Copy all of the material word for word, except for the pictures.

┌──

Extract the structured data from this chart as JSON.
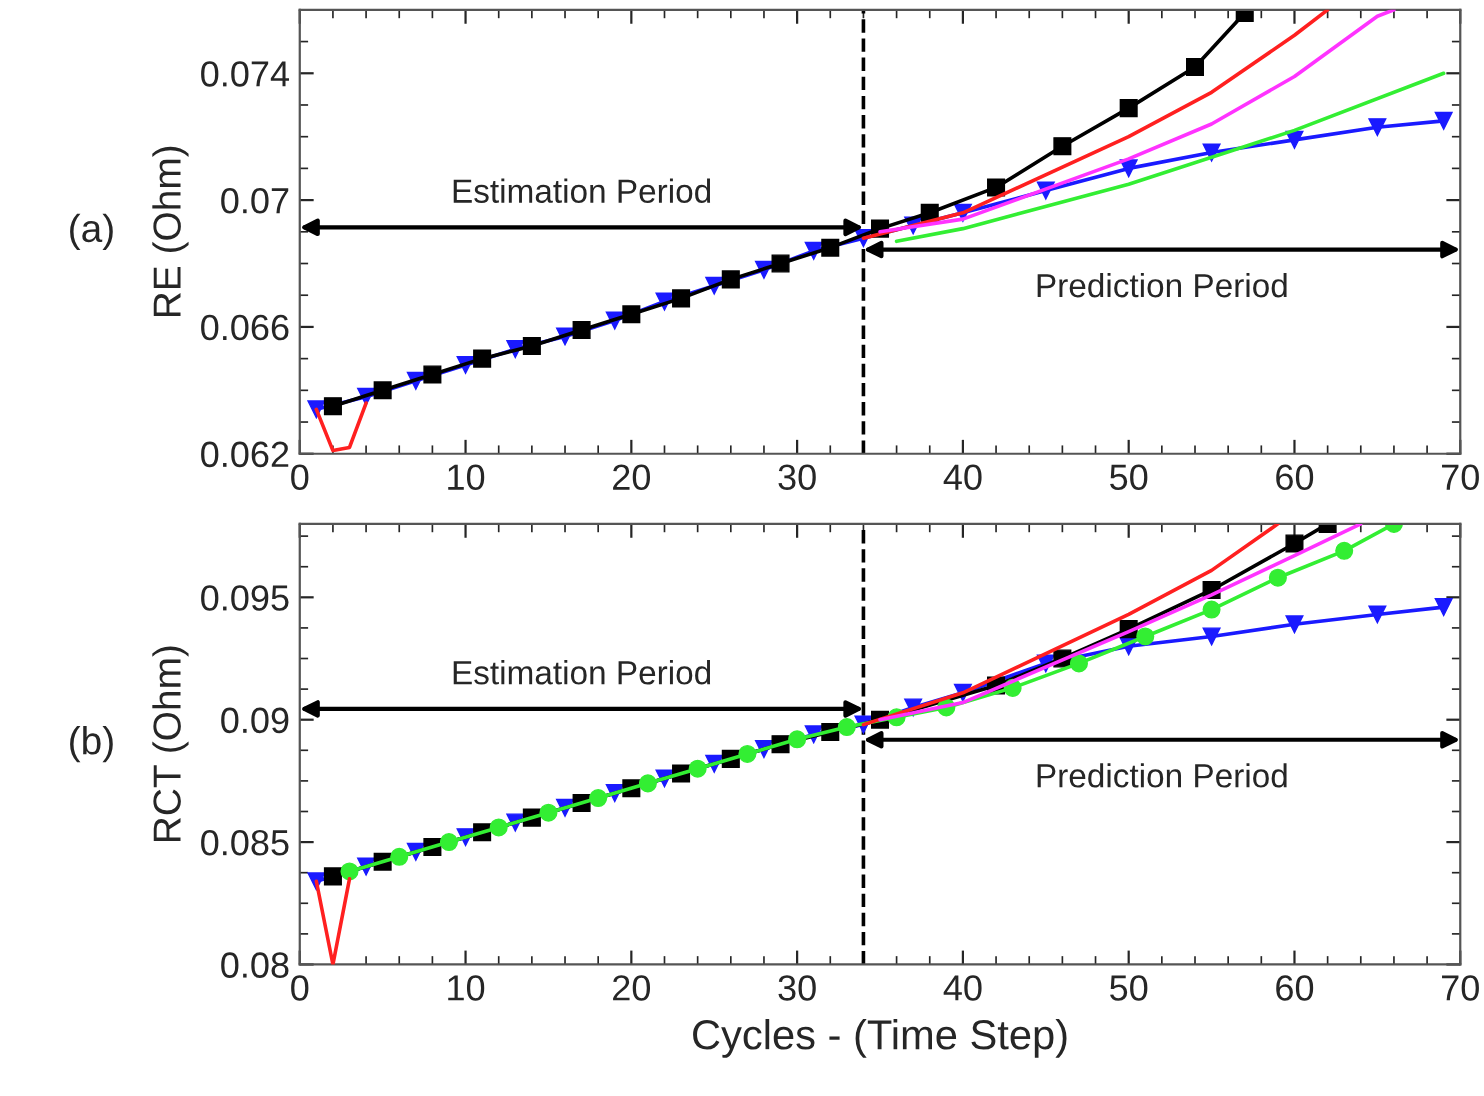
{
  "chart_data": [
    {
      "type": "line",
      "ylabel": "RE (Ohm)",
      "xlim": [
        0,
        70
      ],
      "xticks": [
        0,
        10,
        20,
        30,
        40,
        50,
        60,
        70
      ],
      "ylim": [
        0.062,
        0.076
      ],
      "yticks": [
        0.062,
        0.066,
        0.07,
        0.074
      ],
      "grid": false,
      "legend": false,
      "ref_lines": [
        {
          "axis": "x",
          "value": 34,
          "color": "#000000",
          "line_style": "dashed"
        }
      ],
      "annotations": [
        "(a)",
        "Estimation Period",
        "Prediction Period"
      ],
      "series": [
        {
          "color": "#1a1aff",
          "marker": "triangle",
          "x": [
            1,
            4,
            7,
            10,
            13,
            16,
            19,
            22,
            25,
            28,
            31,
            34,
            37,
            40,
            45,
            50,
            55,
            60,
            65,
            69
          ],
          "values": [
            0.0634,
            0.0638,
            0.0643,
            0.0648,
            0.0653,
            0.0657,
            0.0662,
            0.0668,
            0.0673,
            0.0678,
            0.0684,
            0.0688,
            0.0692,
            0.0696,
            0.0703,
            0.071,
            0.0715,
            0.0719,
            0.0723,
            0.0725
          ]
        },
        {
          "color": "#000000",
          "marker": "square",
          "x": [
            2,
            5,
            8,
            11,
            14,
            17,
            20,
            23,
            26,
            29,
            32,
            35,
            38,
            42,
            46,
            50,
            54,
            57
          ],
          "values": [
            0.0635,
            0.064,
            0.0645,
            0.065,
            0.0654,
            0.0659,
            0.0664,
            0.0669,
            0.0675,
            0.068,
            0.0685,
            0.0691,
            0.0696,
            0.0704,
            0.0717,
            0.0729,
            0.0742,
            0.0759
          ]
        },
        {
          "color": "#ff2020",
          "marker": "none",
          "x": [
            1,
            2,
            3,
            4,
            5,
            34,
            40,
            50,
            55,
            60,
            62
          ],
          "values": [
            0.0634,
            0.0621,
            0.0622,
            0.0636,
            null,
            0.0688,
            0.0696,
            0.072,
            0.0734,
            0.0752,
            0.076
          ]
        },
        {
          "color": "#ff33ff",
          "marker": "none",
          "x": [
            35,
            40,
            50,
            55,
            60,
            65,
            66
          ],
          "values": [
            0.069,
            0.0694,
            0.0713,
            0.0724,
            0.0739,
            0.0758,
            0.076
          ]
        },
        {
          "color": "#33ee33",
          "marker": "none",
          "x": [
            36,
            40,
            50,
            60,
            69
          ],
          "values": [
            0.0687,
            0.0691,
            0.0705,
            0.0722,
            0.074
          ]
        }
      ]
    },
    {
      "type": "line",
      "xlabel": "Cycles - (Time Step)",
      "ylabel": "RCT (Ohm)",
      "xlim": [
        0,
        70
      ],
      "xticks": [
        0,
        10,
        20,
        30,
        40,
        50,
        60,
        70
      ],
      "ylim": [
        0.08,
        0.098
      ],
      "yticks": [
        0.08,
        0.085,
        0.09,
        0.095
      ],
      "grid": false,
      "legend": false,
      "ref_lines": [
        {
          "axis": "x",
          "value": 34,
          "color": "#000000",
          "line_style": "dashed"
        }
      ],
      "annotations": [
        "(b)",
        "Estimation Period",
        "Prediction Period"
      ],
      "series": [
        {
          "color": "#1a1aff",
          "marker": "triangle",
          "x": [
            1,
            4,
            7,
            10,
            13,
            16,
            19,
            22,
            25,
            28,
            31,
            34,
            37,
            40,
            45,
            50,
            55,
            60,
            65,
            69
          ],
          "values": [
            0.0834,
            0.084,
            0.0846,
            0.0852,
            0.0858,
            0.0864,
            0.087,
            0.0876,
            0.0882,
            0.0888,
            0.0894,
            0.0898,
            0.0905,
            0.0911,
            0.0923,
            0.093,
            0.0934,
            0.0939,
            0.0943,
            0.0946
          ]
        },
        {
          "color": "#000000",
          "marker": "square",
          "x": [
            2,
            5,
            8,
            11,
            14,
            17,
            20,
            23,
            26,
            29,
            32,
            35,
            42,
            46,
            50,
            55,
            60,
            62
          ],
          "values": [
            0.0836,
            0.0842,
            0.0848,
            0.0854,
            0.086,
            0.0866,
            0.0872,
            0.0878,
            0.0884,
            0.089,
            0.0895,
            0.09,
            0.0914,
            0.0925,
            0.0937,
            0.0953,
            0.0972,
            0.098
          ]
        },
        {
          "color": "#ff2020",
          "marker": "none",
          "x": [
            1,
            2,
            3,
            4,
            34,
            40,
            50,
            55,
            59
          ],
          "values": [
            0.0834,
            0.08,
            0.0835,
            null,
            0.0898,
            0.0911,
            0.0943,
            0.0961,
            0.098
          ]
        },
        {
          "color": "#ff33ff",
          "marker": "none",
          "x": [
            35,
            40,
            50,
            55,
            60,
            64
          ],
          "values": [
            0.09,
            0.0907,
            0.0936,
            0.0951,
            0.0967,
            0.098
          ]
        },
        {
          "color": "#33ee33",
          "marker": "circle",
          "x": [
            3,
            6,
            9,
            12,
            15,
            18,
            21,
            24,
            27,
            30,
            33,
            36,
            39,
            43,
            47,
            51,
            55,
            59,
            63,
            66
          ],
          "values": [
            0.0838,
            0.0844,
            0.085,
            0.0856,
            0.0862,
            0.0868,
            0.0874,
            0.088,
            0.0886,
            0.0892,
            0.0897,
            0.0901,
            0.0905,
            0.0913,
            0.0923,
            0.0934,
            0.0945,
            0.0958,
            0.0969,
            0.098
          ]
        }
      ]
    }
  ]
}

└──

WRITTEN SOLUTION:
Extract the structured data from this chart as JSON.
{
  "chart_data": [
    {
      "type": "line",
      "ylabel": "RE (Ohm)",
      "xlim": [
        0,
        70
      ],
      "xticks": [
        0,
        10,
        20,
        30,
        40,
        50,
        60,
        70
      ],
      "ylim": [
        0.062,
        0.076
      ],
      "yticks": [
        0.062,
        0.066,
        0.07,
        0.074
      ],
      "grid": false,
      "legend": false,
      "ref_lines": [
        {
          "axis": "x",
          "value": 34,
          "color": "#000000",
          "line_style": "dashed"
        }
      ],
      "annotations": [
        "(a)",
        "Estimation Period",
        "Prediction Period"
      ],
      "series": [
        {
          "color": "#1a1aff",
          "marker": "triangle",
          "x": [
            1,
            4,
            7,
            10,
            13,
            16,
            19,
            22,
            25,
            28,
            31,
            34,
            37,
            40,
            45,
            50,
            55,
            60,
            65,
            69
          ],
          "values": [
            0.0634,
            0.0638,
            0.0643,
            0.0648,
            0.0653,
            0.0657,
            0.0662,
            0.0668,
            0.0673,
            0.0678,
            0.0684,
            0.0688,
            0.0692,
            0.0696,
            0.0703,
            0.071,
            0.0715,
            0.0719,
            0.0723,
            0.0725
          ]
        },
        {
          "color": "#000000",
          "marker": "square",
          "x": [
            2,
            5,
            8,
            11,
            14,
            17,
            20,
            23,
            26,
            29,
            32,
            35,
            38,
            42,
            46,
            50,
            54,
            57
          ],
          "values": [
            0.0635,
            0.064,
            0.0645,
            0.065,
            0.0654,
            0.0659,
            0.0664,
            0.0669,
            0.0675,
            0.068,
            0.0685,
            0.0691,
            0.0696,
            0.0704,
            0.0717,
            0.0729,
            0.0742,
            0.0759
          ]
        },
        {
          "color": "#ff2020",
          "marker": "none",
          "x": [
            1,
            2,
            3,
            4,
            5,
            34,
            40,
            50,
            55,
            60,
            62
          ],
          "values": [
            0.0634,
            0.0621,
            0.0622,
            0.0636,
            null,
            0.0688,
            0.0696,
            0.072,
            0.0734,
            0.0752,
            0.076
          ]
        },
        {
          "color": "#ff33ff",
          "marker": "none",
          "x": [
            35,
            40,
            50,
            55,
            60,
            65,
            66
          ],
          "values": [
            0.069,
            0.0694,
            0.0713,
            0.0724,
            0.0739,
            0.0758,
            0.076
          ]
        },
        {
          "color": "#33ee33",
          "marker": "none",
          "x": [
            36,
            40,
            50,
            60,
            69
          ],
          "values": [
            0.0687,
            0.0691,
            0.0705,
            0.0722,
            0.074
          ]
        }
      ]
    },
    {
      "type": "line",
      "xlabel": "Cycles - (Time Step)",
      "ylabel": "RCT (Ohm)",
      "xlim": [
        0,
        70
      ],
      "xticks": [
        0,
        10,
        20,
        30,
        40,
        50,
        60,
        70
      ],
      "ylim": [
        0.08,
        0.098
      ],
      "yticks": [
        0.08,
        0.085,
        0.09,
        0.095
      ],
      "grid": false,
      "legend": false,
      "ref_lines": [
        {
          "axis": "x",
          "value": 34,
          "color": "#000000",
          "line_style": "dashed"
        }
      ],
      "annotations": [
        "(b)",
        "Estimation Period",
        "Prediction Period"
      ],
      "series": [
        {
          "color": "#1a1aff",
          "marker": "triangle",
          "x": [
            1,
            4,
            7,
            10,
            13,
            16,
            19,
            22,
            25,
            28,
            31,
            34,
            37,
            40,
            45,
            50,
            55,
            60,
            65,
            69
          ],
          "values": [
            0.0834,
            0.084,
            0.0846,
            0.0852,
            0.0858,
            0.0864,
            0.087,
            0.0876,
            0.0882,
            0.0888,
            0.0894,
            0.0898,
            0.0905,
            0.0911,
            0.0923,
            0.093,
            0.0934,
            0.0939,
            0.0943,
            0.0946
          ]
        },
        {
          "color": "#000000",
          "marker": "square",
          "x": [
            2,
            5,
            8,
            11,
            14,
            17,
            20,
            23,
            26,
            29,
            32,
            35,
            42,
            46,
            50,
            55,
            60,
            62
          ],
          "values": [
            0.0836,
            0.0842,
            0.0848,
            0.0854,
            0.086,
            0.0866,
            0.0872,
            0.0878,
            0.0884,
            0.089,
            0.0895,
            0.09,
            0.0914,
            0.0925,
            0.0937,
            0.0953,
            0.0972,
            0.098
          ]
        },
        {
          "color": "#ff2020",
          "marker": "none",
          "x": [
            1,
            2,
            3,
            4,
            34,
            40,
            50,
            55,
            59
          ],
          "values": [
            0.0834,
            0.08,
            0.0835,
            null,
            0.0898,
            0.0911,
            0.0943,
            0.0961,
            0.098
          ]
        },
        {
          "color": "#ff33ff",
          "marker": "none",
          "x": [
            35,
            40,
            50,
            55,
            60,
            64
          ],
          "values": [
            0.09,
            0.0907,
            0.0936,
            0.0951,
            0.0967,
            0.098
          ]
        },
        {
          "color": "#33ee33",
          "marker": "circle",
          "x": [
            3,
            6,
            9,
            12,
            15,
            18,
            21,
            24,
            27,
            30,
            33,
            36,
            39,
            43,
            47,
            51,
            55,
            59,
            63,
            66
          ],
          "values": [
            0.0838,
            0.0844,
            0.085,
            0.0856,
            0.0862,
            0.0868,
            0.0874,
            0.088,
            0.0886,
            0.0892,
            0.0897,
            0.0901,
            0.0905,
            0.0913,
            0.0923,
            0.0934,
            0.0945,
            0.0958,
            0.0969,
            0.098
          ]
        }
      ]
    }
  ]
}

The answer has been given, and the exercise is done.